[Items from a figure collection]

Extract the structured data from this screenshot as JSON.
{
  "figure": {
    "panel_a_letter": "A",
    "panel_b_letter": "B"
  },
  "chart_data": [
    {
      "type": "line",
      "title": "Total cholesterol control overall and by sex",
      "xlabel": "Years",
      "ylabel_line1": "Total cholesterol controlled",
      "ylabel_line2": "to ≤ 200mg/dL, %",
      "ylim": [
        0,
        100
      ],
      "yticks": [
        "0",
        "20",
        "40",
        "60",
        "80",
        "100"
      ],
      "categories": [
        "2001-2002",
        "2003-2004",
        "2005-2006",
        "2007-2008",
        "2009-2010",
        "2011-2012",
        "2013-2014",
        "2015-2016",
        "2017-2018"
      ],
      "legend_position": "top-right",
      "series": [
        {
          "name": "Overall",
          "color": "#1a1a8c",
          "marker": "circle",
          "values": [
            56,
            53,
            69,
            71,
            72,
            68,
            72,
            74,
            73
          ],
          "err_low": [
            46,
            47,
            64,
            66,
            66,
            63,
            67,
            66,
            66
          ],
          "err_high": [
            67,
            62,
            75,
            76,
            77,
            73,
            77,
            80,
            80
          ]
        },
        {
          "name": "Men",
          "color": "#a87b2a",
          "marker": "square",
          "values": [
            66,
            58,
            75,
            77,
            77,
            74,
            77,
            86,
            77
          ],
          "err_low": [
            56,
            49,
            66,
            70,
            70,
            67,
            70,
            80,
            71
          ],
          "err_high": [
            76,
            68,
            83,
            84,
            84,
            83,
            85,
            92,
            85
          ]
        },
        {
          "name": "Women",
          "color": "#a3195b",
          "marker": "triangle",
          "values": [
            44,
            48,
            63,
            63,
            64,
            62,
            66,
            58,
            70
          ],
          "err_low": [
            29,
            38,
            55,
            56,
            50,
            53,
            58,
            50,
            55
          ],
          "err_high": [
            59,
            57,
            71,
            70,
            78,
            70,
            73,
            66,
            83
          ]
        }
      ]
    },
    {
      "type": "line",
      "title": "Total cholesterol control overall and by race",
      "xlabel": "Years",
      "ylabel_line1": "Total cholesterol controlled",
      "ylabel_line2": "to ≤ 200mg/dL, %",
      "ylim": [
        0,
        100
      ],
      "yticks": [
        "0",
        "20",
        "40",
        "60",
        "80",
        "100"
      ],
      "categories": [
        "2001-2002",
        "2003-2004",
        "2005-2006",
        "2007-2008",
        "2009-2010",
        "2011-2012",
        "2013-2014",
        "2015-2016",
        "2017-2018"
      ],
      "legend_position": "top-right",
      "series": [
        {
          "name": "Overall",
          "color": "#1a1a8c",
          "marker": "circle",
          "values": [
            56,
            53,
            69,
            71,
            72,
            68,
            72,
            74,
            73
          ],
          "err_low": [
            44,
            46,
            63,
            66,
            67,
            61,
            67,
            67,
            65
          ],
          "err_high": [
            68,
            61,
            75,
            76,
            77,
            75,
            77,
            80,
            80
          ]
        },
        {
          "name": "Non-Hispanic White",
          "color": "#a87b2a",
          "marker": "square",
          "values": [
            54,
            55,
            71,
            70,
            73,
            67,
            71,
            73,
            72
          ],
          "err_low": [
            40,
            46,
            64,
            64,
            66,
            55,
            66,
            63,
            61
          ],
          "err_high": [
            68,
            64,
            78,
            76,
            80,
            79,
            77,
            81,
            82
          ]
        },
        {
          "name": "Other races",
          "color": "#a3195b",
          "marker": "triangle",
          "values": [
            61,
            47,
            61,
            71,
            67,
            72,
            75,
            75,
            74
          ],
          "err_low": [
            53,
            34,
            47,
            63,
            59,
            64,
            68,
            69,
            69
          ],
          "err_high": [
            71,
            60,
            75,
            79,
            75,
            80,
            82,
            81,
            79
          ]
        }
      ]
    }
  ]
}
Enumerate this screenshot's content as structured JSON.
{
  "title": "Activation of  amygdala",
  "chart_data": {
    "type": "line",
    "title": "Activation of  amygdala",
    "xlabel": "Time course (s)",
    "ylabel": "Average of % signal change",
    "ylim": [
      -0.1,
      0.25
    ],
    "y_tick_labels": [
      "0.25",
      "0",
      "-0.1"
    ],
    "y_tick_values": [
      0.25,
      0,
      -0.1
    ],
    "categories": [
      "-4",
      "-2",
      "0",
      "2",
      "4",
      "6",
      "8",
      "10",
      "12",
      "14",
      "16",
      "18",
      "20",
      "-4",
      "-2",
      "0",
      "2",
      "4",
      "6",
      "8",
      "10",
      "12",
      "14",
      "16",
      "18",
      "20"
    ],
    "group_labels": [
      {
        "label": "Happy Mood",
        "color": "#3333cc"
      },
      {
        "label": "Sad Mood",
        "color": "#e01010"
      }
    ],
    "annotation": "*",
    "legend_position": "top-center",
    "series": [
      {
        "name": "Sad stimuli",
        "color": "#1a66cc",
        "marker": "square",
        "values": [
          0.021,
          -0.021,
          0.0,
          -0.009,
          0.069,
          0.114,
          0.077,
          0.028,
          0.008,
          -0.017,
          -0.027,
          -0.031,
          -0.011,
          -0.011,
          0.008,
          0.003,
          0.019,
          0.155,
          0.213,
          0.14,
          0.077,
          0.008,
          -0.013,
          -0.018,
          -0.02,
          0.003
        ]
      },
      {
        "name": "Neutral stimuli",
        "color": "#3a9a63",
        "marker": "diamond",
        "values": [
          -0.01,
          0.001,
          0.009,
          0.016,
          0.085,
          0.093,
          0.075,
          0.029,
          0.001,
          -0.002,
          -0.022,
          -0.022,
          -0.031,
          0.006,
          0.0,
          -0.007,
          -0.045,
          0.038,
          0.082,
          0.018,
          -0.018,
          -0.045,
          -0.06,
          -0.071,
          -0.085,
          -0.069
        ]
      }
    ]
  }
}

- WHAT IS NEEDED
Filter out every line that lacks the word "structured", and copy the rest.

- EXPECTED ANSWER
Extract the structured data from this screenshot as JSON.
Enumerate this screenshot's content as structured JSON.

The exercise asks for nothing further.